Exact repetition is required: output every record in full.

⟨

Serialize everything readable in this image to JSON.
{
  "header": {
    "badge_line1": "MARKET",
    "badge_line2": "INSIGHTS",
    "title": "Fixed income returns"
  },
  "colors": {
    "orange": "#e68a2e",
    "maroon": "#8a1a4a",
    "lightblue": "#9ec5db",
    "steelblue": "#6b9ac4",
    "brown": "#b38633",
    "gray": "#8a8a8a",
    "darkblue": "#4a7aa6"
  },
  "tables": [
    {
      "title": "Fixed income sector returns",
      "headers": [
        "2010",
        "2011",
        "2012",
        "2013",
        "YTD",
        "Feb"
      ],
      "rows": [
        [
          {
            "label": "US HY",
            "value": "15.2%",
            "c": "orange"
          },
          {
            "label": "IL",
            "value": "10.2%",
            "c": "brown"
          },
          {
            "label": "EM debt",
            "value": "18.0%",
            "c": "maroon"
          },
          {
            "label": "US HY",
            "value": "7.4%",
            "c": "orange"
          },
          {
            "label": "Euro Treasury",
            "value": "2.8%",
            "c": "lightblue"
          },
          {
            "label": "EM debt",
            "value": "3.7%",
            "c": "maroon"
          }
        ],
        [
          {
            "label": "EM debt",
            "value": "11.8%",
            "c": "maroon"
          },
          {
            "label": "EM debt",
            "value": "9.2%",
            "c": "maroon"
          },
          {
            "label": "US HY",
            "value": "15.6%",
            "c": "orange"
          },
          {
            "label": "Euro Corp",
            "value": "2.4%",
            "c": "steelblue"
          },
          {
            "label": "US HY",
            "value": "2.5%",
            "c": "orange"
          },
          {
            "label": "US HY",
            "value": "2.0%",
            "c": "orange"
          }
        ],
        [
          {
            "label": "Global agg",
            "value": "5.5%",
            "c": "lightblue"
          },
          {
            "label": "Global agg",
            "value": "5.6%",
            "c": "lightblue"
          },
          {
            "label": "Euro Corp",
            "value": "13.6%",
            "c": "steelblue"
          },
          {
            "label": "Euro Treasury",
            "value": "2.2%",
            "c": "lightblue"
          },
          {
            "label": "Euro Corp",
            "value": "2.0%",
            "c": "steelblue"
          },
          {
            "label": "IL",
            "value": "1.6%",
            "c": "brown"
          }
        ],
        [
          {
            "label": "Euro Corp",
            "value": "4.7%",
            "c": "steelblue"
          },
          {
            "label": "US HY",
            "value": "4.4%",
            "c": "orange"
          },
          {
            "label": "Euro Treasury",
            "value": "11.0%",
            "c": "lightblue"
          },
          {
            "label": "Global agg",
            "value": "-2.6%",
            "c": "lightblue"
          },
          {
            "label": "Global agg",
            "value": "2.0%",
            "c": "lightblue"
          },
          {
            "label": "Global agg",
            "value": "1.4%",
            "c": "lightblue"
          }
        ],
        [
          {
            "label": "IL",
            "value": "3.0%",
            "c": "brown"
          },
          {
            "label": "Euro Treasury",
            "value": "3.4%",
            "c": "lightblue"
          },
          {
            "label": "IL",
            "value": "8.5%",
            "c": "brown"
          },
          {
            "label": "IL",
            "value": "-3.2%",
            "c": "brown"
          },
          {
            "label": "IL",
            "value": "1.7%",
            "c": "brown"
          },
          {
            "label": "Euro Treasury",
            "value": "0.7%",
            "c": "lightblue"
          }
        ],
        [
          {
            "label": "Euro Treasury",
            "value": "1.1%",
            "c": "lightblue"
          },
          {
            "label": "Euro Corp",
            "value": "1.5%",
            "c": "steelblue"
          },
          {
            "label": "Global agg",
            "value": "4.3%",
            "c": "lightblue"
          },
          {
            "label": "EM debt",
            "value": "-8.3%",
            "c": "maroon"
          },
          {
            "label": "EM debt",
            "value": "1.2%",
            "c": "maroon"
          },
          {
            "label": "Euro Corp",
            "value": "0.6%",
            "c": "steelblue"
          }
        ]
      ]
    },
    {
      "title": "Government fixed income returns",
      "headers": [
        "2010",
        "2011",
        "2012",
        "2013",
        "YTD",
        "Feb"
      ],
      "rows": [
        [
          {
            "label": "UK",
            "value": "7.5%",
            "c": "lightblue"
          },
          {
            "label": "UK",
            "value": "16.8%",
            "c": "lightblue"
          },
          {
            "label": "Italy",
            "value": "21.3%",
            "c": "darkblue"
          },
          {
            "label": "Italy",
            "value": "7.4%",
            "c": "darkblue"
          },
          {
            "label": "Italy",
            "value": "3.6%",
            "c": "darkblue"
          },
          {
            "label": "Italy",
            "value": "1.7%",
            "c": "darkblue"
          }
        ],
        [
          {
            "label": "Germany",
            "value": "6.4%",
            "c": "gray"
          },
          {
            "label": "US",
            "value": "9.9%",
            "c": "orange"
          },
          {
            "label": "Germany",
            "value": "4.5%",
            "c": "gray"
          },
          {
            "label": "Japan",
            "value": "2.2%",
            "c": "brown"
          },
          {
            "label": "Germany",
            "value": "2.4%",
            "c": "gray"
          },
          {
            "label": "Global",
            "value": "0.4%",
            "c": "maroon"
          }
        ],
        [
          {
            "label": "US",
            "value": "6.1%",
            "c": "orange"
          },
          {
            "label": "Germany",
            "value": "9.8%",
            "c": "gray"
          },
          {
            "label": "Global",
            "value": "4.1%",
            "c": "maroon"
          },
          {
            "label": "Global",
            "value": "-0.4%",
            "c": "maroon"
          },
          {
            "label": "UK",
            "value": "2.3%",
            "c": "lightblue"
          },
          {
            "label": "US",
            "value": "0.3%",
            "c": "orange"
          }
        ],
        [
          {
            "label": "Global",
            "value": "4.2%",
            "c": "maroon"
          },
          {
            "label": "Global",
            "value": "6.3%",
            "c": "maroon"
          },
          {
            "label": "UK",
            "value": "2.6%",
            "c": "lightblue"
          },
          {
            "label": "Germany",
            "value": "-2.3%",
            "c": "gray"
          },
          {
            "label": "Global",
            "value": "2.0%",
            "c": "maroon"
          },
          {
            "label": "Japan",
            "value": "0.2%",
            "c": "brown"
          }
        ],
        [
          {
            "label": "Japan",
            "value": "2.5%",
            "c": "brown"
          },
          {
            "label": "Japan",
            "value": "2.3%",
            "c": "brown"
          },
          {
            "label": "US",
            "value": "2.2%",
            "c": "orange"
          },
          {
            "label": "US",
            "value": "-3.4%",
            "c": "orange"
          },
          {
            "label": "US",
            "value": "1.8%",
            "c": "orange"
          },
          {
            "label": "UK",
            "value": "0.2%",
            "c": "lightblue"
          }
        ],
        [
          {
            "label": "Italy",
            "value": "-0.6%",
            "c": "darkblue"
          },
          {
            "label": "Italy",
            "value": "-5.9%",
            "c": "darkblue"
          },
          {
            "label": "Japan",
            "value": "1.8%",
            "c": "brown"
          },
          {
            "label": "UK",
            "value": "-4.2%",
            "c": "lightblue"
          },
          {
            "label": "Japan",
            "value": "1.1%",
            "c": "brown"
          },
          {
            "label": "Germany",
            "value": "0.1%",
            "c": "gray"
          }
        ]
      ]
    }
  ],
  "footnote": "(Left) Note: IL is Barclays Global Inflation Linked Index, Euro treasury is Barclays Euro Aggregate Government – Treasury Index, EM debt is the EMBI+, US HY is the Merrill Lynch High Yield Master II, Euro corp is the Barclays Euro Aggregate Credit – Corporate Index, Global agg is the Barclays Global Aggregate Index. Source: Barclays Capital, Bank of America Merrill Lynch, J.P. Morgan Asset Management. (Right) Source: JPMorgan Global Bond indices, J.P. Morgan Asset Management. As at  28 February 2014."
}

⟩

Final result:
Serialize everything readable in this image to JSON.
{
  "header": {
    "badge_line1": "MARKET",
    "badge_line2": "INSIGHTS",
    "title": "Fixed income returns"
  },
  "colors": {
    "orange": "#e68a2e",
    "maroon": "#8a1a4a",
    "lightblue": "#9ec5db",
    "steelblue": "#6b9ac4",
    "brown": "#b38633",
    "gray": "#8a8a8a",
    "darkblue": "#4a7aa6"
  },
  "tables": [
    {
      "title": "Fixed income sector returns",
      "headers": [
        "2010",
        "2011",
        "2012",
        "2013",
        "YTD",
        "Feb"
      ],
      "rows": [
        [
          {
            "label": "US HY",
            "value": "15.2%",
            "c": "orange"
          },
          {
            "label": "IL",
            "value": "10.2%",
            "c": "brown"
          },
          {
            "label": "EM debt",
            "value": "18.0%",
            "c": "maroon"
          },
          {
            "label": "US HY",
            "value": "7.4%",
            "c": "orange"
          },
          {
            "label": "Euro Treasury",
            "value": "2.8%",
            "c": "lightblue"
          },
          {
            "label": "EM debt",
            "value": "3.7%",
            "c": "maroon"
          }
        ],
        [
          {
            "label": "EM debt",
            "value": "11.8%",
            "c": "maroon"
          },
          {
            "label": "EM debt",
            "value": "9.2%",
            "c": "maroon"
          },
          {
            "label": "US HY",
            "value": "15.6%",
            "c": "orange"
          },
          {
            "label": "Euro Corp",
            "value": "2.4%",
            "c": "steelblue"
          },
          {
            "label": "US HY",
            "value": "2.5%",
            "c": "orange"
          },
          {
            "label": "US HY",
            "value": "2.0%",
            "c": "orange"
          }
        ],
        [
          {
            "label": "Global agg",
            "value": "5.5%",
            "c": "lightblue"
          },
          {
            "label": "Global agg",
            "value": "5.6%",
            "c": "lightblue"
          },
          {
            "label": "Euro Corp",
            "value": "13.6%",
            "c": "steelblue"
          },
          {
            "label": "Euro Treasury",
            "value": "2.2%",
            "c": "lightblue"
          },
          {
            "label": "Euro Corp",
            "value": "2.0%",
            "c": "steelblue"
          },
          {
            "label": "IL",
            "value": "1.6%",
            "c": "brown"
          }
        ],
        [
          {
            "label": "Euro Corp",
            "value": "4.7%",
            "c": "steelblue"
          },
          {
            "label": "US HY",
            "value": "4.4%",
            "c": "orange"
          },
          {
            "label": "Euro Treasury",
            "value": "11.0%",
            "c": "lightblue"
          },
          {
            "label": "Global agg",
            "value": "-2.6%",
            "c": "lightblue"
          },
          {
            "label": "Global agg",
            "value": "2.0%",
            "c": "lightblue"
          },
          {
            "label": "Global agg",
            "value": "1.4%",
            "c": "lightblue"
          }
        ],
        [
          {
            "label": "IL",
            "value": "3.0%",
            "c": "brown"
          },
          {
            "label": "Euro Treasury",
            "value": "3.4%",
            "c": "lightblue"
          },
          {
            "label": "IL",
            "value": "8.5%",
            "c": "brown"
          },
          {
            "label": "IL",
            "value": "-3.2%",
            "c": "brown"
          },
          {
            "label": "IL",
            "value": "1.7%",
            "c": "brown"
          },
          {
            "label": "Euro Treasury",
            "value": "0.7%",
            "c": "lightblue"
          }
        ],
        [
          {
            "label": "Euro Treasury",
            "value": "1.1%",
            "c": "lightblue"
          },
          {
            "label": "Euro Corp",
            "value": "1.5%",
            "c": "steelblue"
          },
          {
            "label": "Global agg",
            "value": "4.3%",
            "c": "lightblue"
          },
          {
            "label": "EM debt",
            "value": "-8.3%",
            "c": "maroon"
          },
          {
            "label": "EM debt",
            "value": "1.2%",
            "c": "maroon"
          },
          {
            "label": "Euro Corp",
            "value": "0.6%",
            "c": "steelblue"
          }
        ]
      ]
    },
    {
      "title": "Government fixed income returns",
      "headers": [
        "2010",
        "2011",
        "2012",
        "2013",
        "YTD",
        "Feb"
      ],
      "rows": [
        [
          {
            "label": "UK",
            "value": "7.5%",
            "c": "lightblue"
          },
          {
            "label": "UK",
            "value": "16.8%",
            "c": "lightblue"
          },
          {
            "label": "Italy",
            "value": "21.3%",
            "c": "darkblue"
          },
          {
            "label": "Italy",
            "value": "7.4%",
            "c": "darkblue"
          },
          {
            "label": "Italy",
            "value": "3.6%",
            "c": "darkblue"
          },
          {
            "label": "Italy",
            "value": "1.7%",
            "c": "darkblue"
          }
        ],
        [
          {
            "label": "Germany",
            "value": "6.4%",
            "c": "gray"
          },
          {
            "label": "US",
            "value": "9.9%",
            "c": "orange"
          },
          {
            "label": "Germany",
            "value": "4.5%",
            "c": "gray"
          },
          {
            "label": "Japan",
            "value": "2.2%",
            "c": "brown"
          },
          {
            "label": "Germany",
            "value": "2.4%",
            "c": "gray"
          },
          {
            "label": "Global",
            "value": "0.4%",
            "c": "maroon"
          }
        ],
        [
          {
            "label": "US",
            "value": "6.1%",
            "c": "orange"
          },
          {
            "label": "Germany",
            "value": "9.8%",
            "c": "gray"
          },
          {
            "label": "Global",
            "value": "4.1%",
            "c": "maroon"
          },
          {
            "label": "Global",
            "value": "-0.4%",
            "c": "maroon"
          },
          {
            "label": "UK",
            "value": "2.3%",
            "c": "lightblue"
          },
          {
            "label": "US",
            "value": "0.3%",
            "c": "orange"
          }
        ],
        [
          {
            "label": "Global",
            "value": "4.2%",
            "c": "maroon"
          },
          {
            "label": "Global",
            "value": "6.3%",
            "c": "maroon"
          },
          {
            "label": "UK",
            "value": "2.6%",
            "c": "lightblue"
          },
          {
            "label": "Germany",
            "value": "-2.3%",
            "c": "gray"
          },
          {
            "label": "Global",
            "value": "2.0%",
            "c": "maroon"
          },
          {
            "label": "Japan",
            "value": "0.2%",
            "c": "brown"
          }
        ],
        [
          {
            "label": "Japan",
            "value": "2.5%",
            "c": "brown"
          },
          {
            "label": "Japan",
            "value": "2.3%",
            "c": "brown"
          },
          {
            "label": "US",
            "value": "2.2%",
            "c": "orange"
          },
          {
            "label": "US",
            "value": "-3.4%",
            "c": "orange"
          },
          {
            "label": "US",
            "value": "1.8%",
            "c": "orange"
          },
          {
            "label": "UK",
            "value": "0.2%",
            "c": "lightblue"
          }
        ],
        [
          {
            "label": "Italy",
            "value": "-0.6%",
            "c": "darkblue"
          },
          {
            "label": "Italy",
            "value": "-5.9%",
            "c": "darkblue"
          },
          {
            "label": "Japan",
            "value": "1.8%",
            "c": "brown"
          },
          {
            "label": "UK",
            "value": "-4.2%",
            "c": "lightblue"
          },
          {
            "label": "Japan",
            "value": "1.1%",
            "c": "brown"
          },
          {
            "label": "Germany",
            "value": "0.1%",
            "c": "gray"
          }
        ]
      ]
    }
  ],
  "footnote": "(Left) Note: IL is Barclays Global Inflation Linked Index, Euro treasury is Barclays Euro Aggregate Government – Treasury Index, EM debt is the EMBI+, US HY is the Merrill Lynch High Yield Master II, Euro corp is the Barclays Euro Aggregate Credit – Corporate Index, Global agg is the Barclays Global Aggregate Index. Source: Barclays Capital, Bank of America Merrill Lynch, J.P. Morgan Asset Management. (Right) Source: JPMorgan Global Bond indices, J.P. Morgan Asset Management. As at  28 February 2014."
}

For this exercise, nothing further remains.